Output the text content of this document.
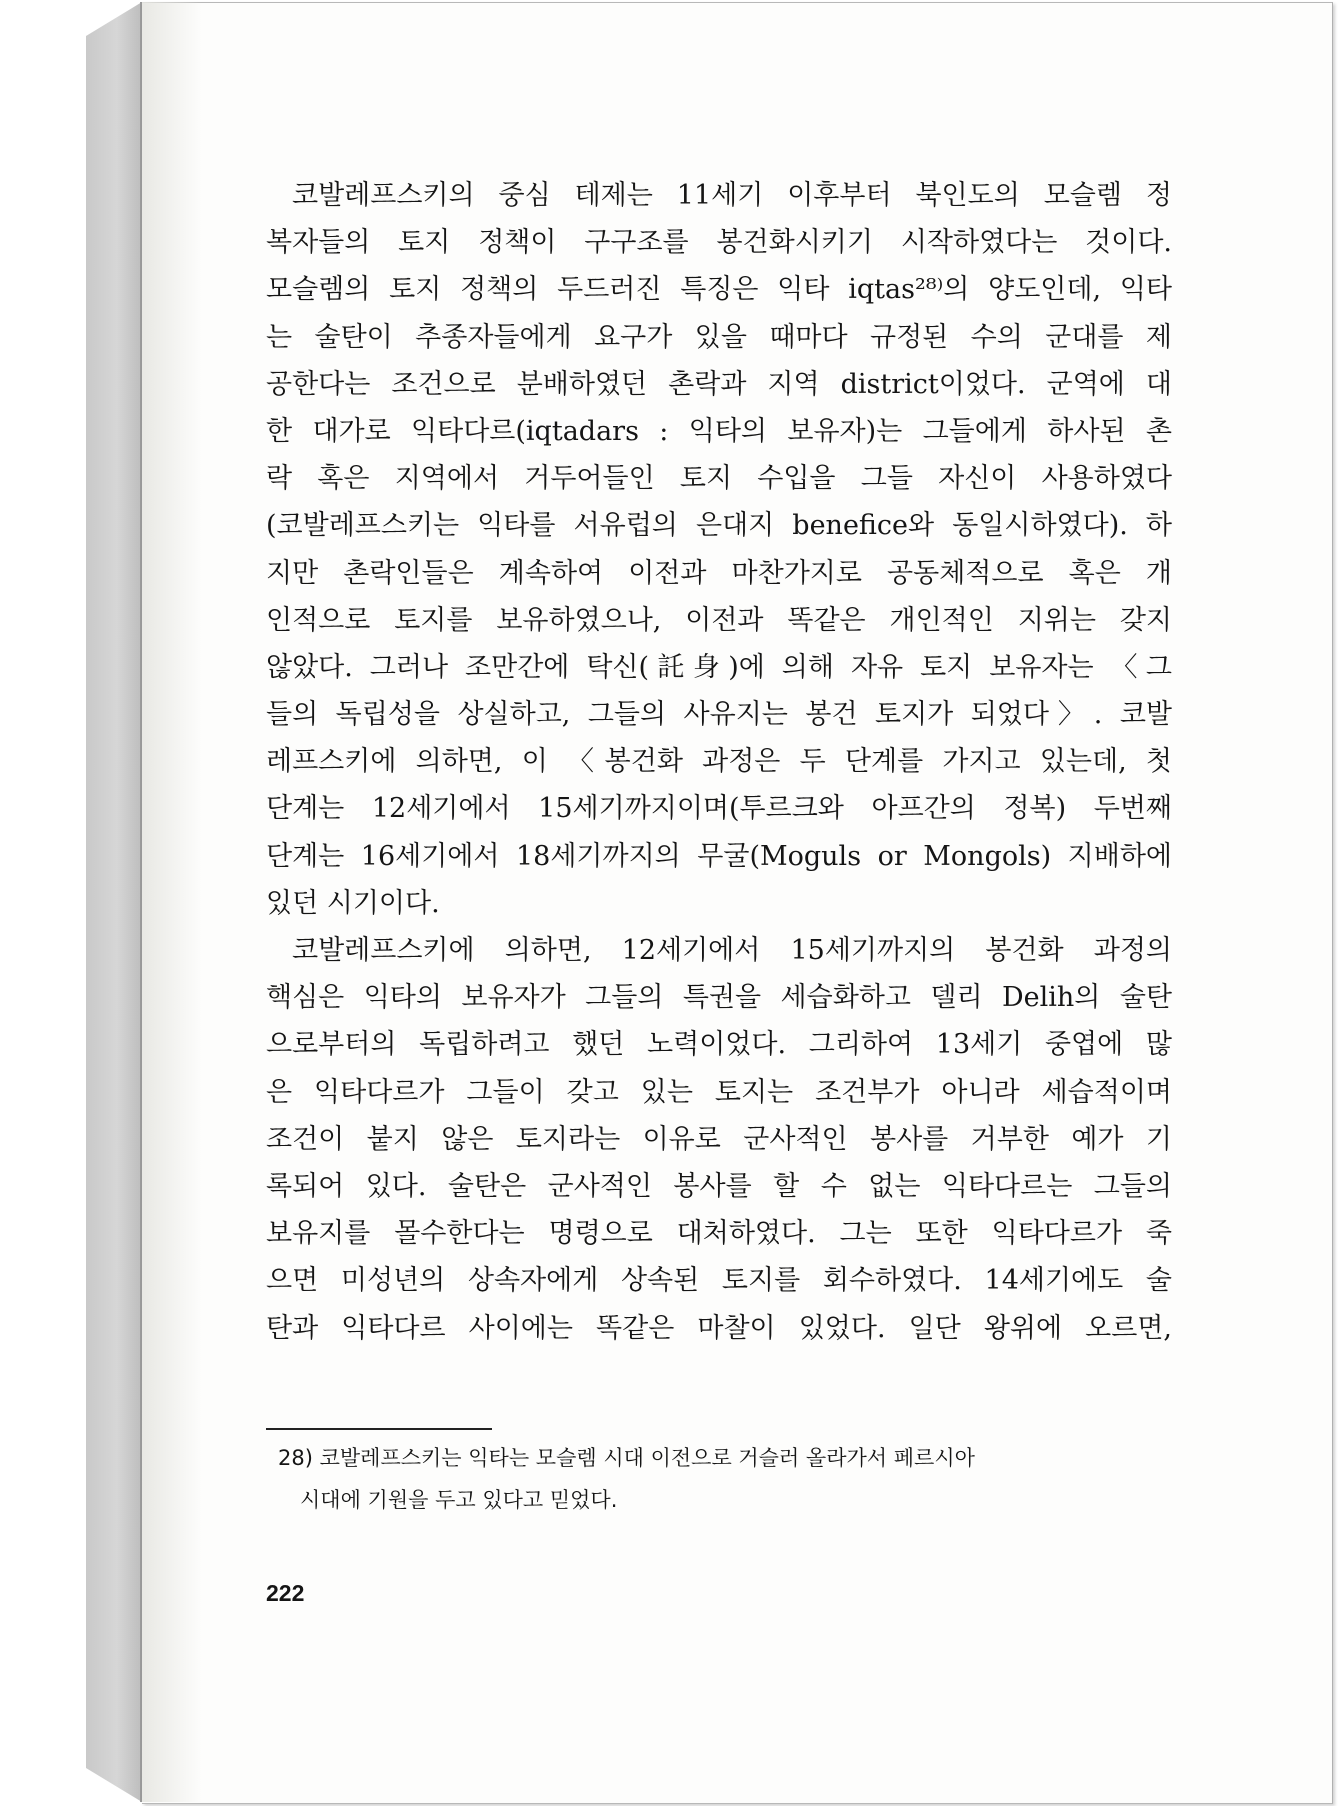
코발레프스키의 중심 테제는 11세기 이후부터 북인도의 모슬렘 정
복자들의 토지 정책이 구구조를 봉건화시키기 시작하였다는 것이다.
모슬렘의 토지 정책의 두드러진 특징은 익타 iqtas²⁸⁾의 양도인데, 익타
는 술탄이 추종자들에게 요구가 있을 때마다 규정된 수의 군대를 제
공한다는 조건으로 분배하였던 촌락과 지역 district이었다. 군역에 대
한 대가로 익타다르(iqtadars : 익타의 보유자)는 그들에게 하사된 촌
락 혹은 지역에서 거두어들인 토지 수입을 그들 자신이 사용하였다
(코발레프스키는 익타를 서유럽의 은대지 benefice와 동일시하였다). 하
지만 촌락인들은 계속하여 이전과 마찬가지로 공동체적으로 혹은 개
인적으로 토지를 보유하였으나, 이전과 똑같은 개인적인 지위는 갖지
않았다. 그러나 조만간에 탁신(託身)에 의해 자유 토지 보유자는 〈그
들의 독립성을 상실하고, 그들의 사유지는 봉건 토지가 되었다〉. 코발
레프스키에 의하면, 이 〈봉건화 과정은 두 단계를 가지고 있는데, 첫
단계는 12세기에서 15세기까지이며(투르크와 아프간의 정복) 두번째
단계는 16세기에서 18세기까지의 무굴(Moguls or Mongols) 지배하에
있던 시기이다.
코발레프스키에 의하면, 12세기에서 15세기까지의 봉건화 과정의
핵심은 익타의 보유자가 그들의 특권을 세습화하고 델리 Delih의 술탄
으로부터의 독립하려고 했던 노력이었다. 그리하여 13세기 중엽에 많
은 익타다르가 그들이 갖고 있는 토지는 조건부가 아니라 세습적이며
조건이 붙지 않은 토지라는 이유로 군사적인 봉사를 거부한 예가 기
록되어 있다. 술탄은 군사적인 봉사를 할 수 없는 익타다르는 그들의
보유지를 몰수한다는 명령으로 대처하였다. 그는 또한 익타다르가 죽
으면 미성년의 상속자에게 상속된 토지를 회수하였다. 14세기에도 술
탄과 익타다르 사이에는 똑같은 마찰이 있었다. 일단 왕위에 오르면,
28) 코발레프스키는 익타는 모슬렘 시대 이전으로 거슬러 올라가서 페르시아
시대에 기원을 두고 있다고 믿었다.
222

-.-.-

- _EXERCISE DETAILS_
All of the material above needs to be restated exactly, with no pictures.

- _RESULT FOR THIS EXERCISE_
Output the text content of this document.
코발레프스키의 중심 테제는 11세기 이후부터 북인도의 모슬렘 정
복자들의 토지 정책이 구구조를 봉건화시키기 시작하였다는 것이다.
모슬렘의 토지 정책의 두드러진 특징은 익타 iqtas²⁸⁾의 양도인데, 익타
는 술탄이 추종자들에게 요구가 있을 때마다 규정된 수의 군대를 제
공한다는 조건으로 분배하였던 촌락과 지역 district이었다. 군역에 대
한 대가로 익타다르(iqtadars : 익타의 보유자)는 그들에게 하사된 촌
락 혹은 지역에서 거두어들인 토지 수입을 그들 자신이 사용하였다
(코발레프스키는 익타를 서유럽의 은대지 benefice와 동일시하였다). 하
지만 촌락인들은 계속하여 이전과 마찬가지로 공동체적으로 혹은 개
인적으로 토지를 보유하였으나, 이전과 똑같은 개인적인 지위는 갖지
않았다. 그러나 조만간에 탁신(託身)에 의해 자유 토지 보유자는 〈그
들의 독립성을 상실하고, 그들의 사유지는 봉건 토지가 되었다〉. 코발
레프스키에 의하면, 이 〈봉건화 과정은 두 단계를 가지고 있는데, 첫
단계는 12세기에서 15세기까지이며(투르크와 아프간의 정복) 두번째
단계는 16세기에서 18세기까지의 무굴(Moguls or Mongols) 지배하에
있던 시기이다.
코발레프스키에 의하면, 12세기에서 15세기까지의 봉건화 과정의
핵심은 익타의 보유자가 그들의 특권을 세습화하고 델리 Delih의 술탄
으로부터의 독립하려고 했던 노력이었다. 그리하여 13세기 중엽에 많
은 익타다르가 그들이 갖고 있는 토지는 조건부가 아니라 세습적이며
조건이 붙지 않은 토지라는 이유로 군사적인 봉사를 거부한 예가 기
록되어 있다. 술탄은 군사적인 봉사를 할 수 없는 익타다르는 그들의
보유지를 몰수한다는 명령으로 대처하였다. 그는 또한 익타다르가 죽
으면 미성년의 상속자에게 상속된 토지를 회수하였다. 14세기에도 술
탄과 익타다르 사이에는 똑같은 마찰이 있었다. 일단 왕위에 오르면,
28) 코발레프스키는 익타는 모슬렘 시대 이전으로 거슬러 올라가서 페르시아
시대에 기원을 두고 있다고 믿었다.
222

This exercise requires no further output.